• Written problem
Will you give the material below again, every line exactly as it is?

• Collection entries
******************************

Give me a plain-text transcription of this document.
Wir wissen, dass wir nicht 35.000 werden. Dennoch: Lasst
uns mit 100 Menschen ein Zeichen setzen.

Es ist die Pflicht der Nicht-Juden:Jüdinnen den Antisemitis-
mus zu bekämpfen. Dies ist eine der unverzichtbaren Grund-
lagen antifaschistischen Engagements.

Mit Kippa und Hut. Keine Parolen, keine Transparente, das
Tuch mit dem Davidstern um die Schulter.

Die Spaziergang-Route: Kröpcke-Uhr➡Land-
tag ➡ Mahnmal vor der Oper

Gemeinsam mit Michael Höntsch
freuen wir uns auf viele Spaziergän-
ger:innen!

******************************

• Task output
Give me a plain-text transcription of this document.
Wir wissen, dass wir nicht 35.000 werden. Dennoch: Lasst
uns mit 100 Menschen ein Zeichen setzen.

Es ist die Pflicht der Nicht-Juden:Jüdinnen den Antisemitis-
mus zu bekämpfen. Dies ist eine der unverzichtbaren Grund-
lagen antifaschistischen Engagements.

Mit Kippa und Hut. Keine Parolen, keine Transparente, das
Tuch mit dem Davidstern um die Schulter.

Die Spaziergang-Route: Kröpcke-Uhr➡Land-
tag ➡ Mahnmal vor der Oper

Gemeinsam mit Michael Höntsch
freuen wir uns auf viele Spaziergän-
ger:innen!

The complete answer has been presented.